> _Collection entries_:
================================

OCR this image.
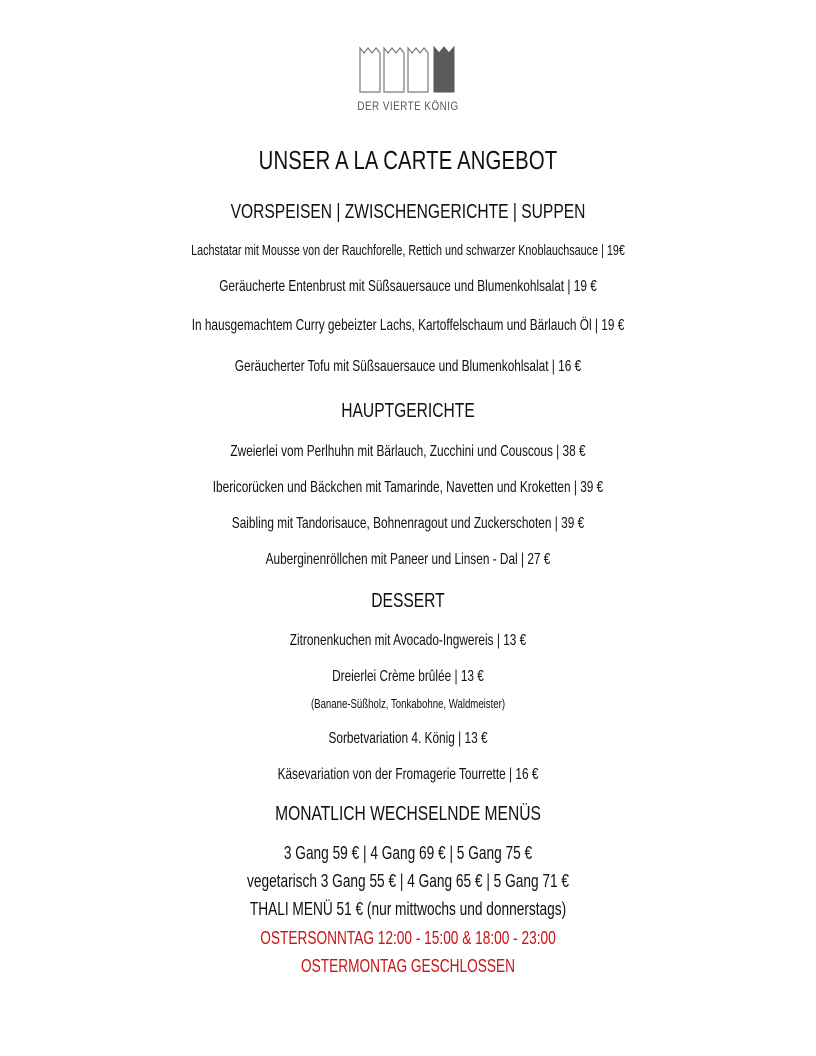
DER VIERTE KÖNIG
UNSER A LA CARTE ANGEBOT
VORSPEISEN | ZWISCHENGERICHTE | SUPPEN
Lachstatar mit Mousse von der Rauchforelle, Rettich und schwarzer Knoblauchsauce | 19€
Geräucherte Entenbrust mit Süßsauersauce und Blumenkohlsalat | 19 €
In hausgemachtem Curry gebeizter Lachs, Kartoffelschaum und Bärlauch Öl | 19 €
Geräucherter Tofu mit Süßsauersauce und Blumenkohlsalat | 16 €
HAUPTGERICHTE
Zweierlei vom Perlhuhn mit Bärlauch, Zucchini und Couscous | 38 €
Ibericorücken und Bäckchen mit Tamarinde, Navetten und Kroketten | 39 €
Saibling mit Tandorisauce, Bohnenragout und Zuckerschoten | 39 €
Auberginenröllchen mit Paneer und Linsen - Dal | 27 €
DESSERT
Zitronenkuchen mit Avocado-Ingwereis | 13 €
Dreierlei Crème brûlée | 13 €
(Banane-Süßholz, Tonkabohne, Waldmeister)
Sorbetvariation 4. König | 13 €
Käsevariation von der Fromagerie Tourrette | 16 €
MONATLICH WECHSELNDE MENÜS
3 Gang 59 € | 4 Gang 69 € | 5 Gang 75 €
vegetarisch 3 Gang 55 € | 4 Gang 65 € | 5 Gang 71 €
THALI MENÜ 51 € (nur mittwochs und donnerstags)
OSTERSONNTAG 12:00 - 15:00 & 18:00 - 23:00
OSTERMONTAG GESCHLOSSEN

================================

> _SET EXERCISE_: Repeat the entries exactly and keep the pictures out of the copy.

> _WORKED ANSWER_:
OCR this image.
DER VIERTE KÖNIG
UNSER A LA CARTE ANGEBOT
VORSPEISEN | ZWISCHENGERICHTE | SUPPEN
Lachstatar mit Mousse von der Rauchforelle, Rettich und schwarzer Knoblauchsauce | 19€
Geräucherte Entenbrust mit Süßsauersauce und Blumenkohlsalat | 19 €
In hausgemachtem Curry gebeizter Lachs, Kartoffelschaum und Bärlauch Öl | 19 €
Geräucherter Tofu mit Süßsauersauce und Blumenkohlsalat | 16 €
HAUPTGERICHTE
Zweierlei vom Perlhuhn mit Bärlauch, Zucchini und Couscous | 38 €
Ibericorücken und Bäckchen mit Tamarinde, Navetten und Kroketten | 39 €
Saibling mit Tandorisauce, Bohnenragout und Zuckerschoten | 39 €
Auberginenröllchen mit Paneer und Linsen - Dal | 27 €
DESSERT
Zitronenkuchen mit Avocado-Ingwereis | 13 €
Dreierlei Crème brûlée | 13 €
(Banane-Süßholz, Tonkabohne, Waldmeister)
Sorbetvariation 4. König | 13 €
Käsevariation von der Fromagerie Tourrette | 16 €
MONATLICH WECHSELNDE MENÜS
3 Gang 59 € | 4 Gang 69 € | 5 Gang 75 €
vegetarisch 3 Gang 55 € | 4 Gang 65 € | 5 Gang 71 €
THALI MENÜ 51 € (nur mittwochs und donnerstags)
OSTERSONNTAG 12:00 - 15:00 & 18:00 - 23:00
OSTERMONTAG GESCHLOSSEN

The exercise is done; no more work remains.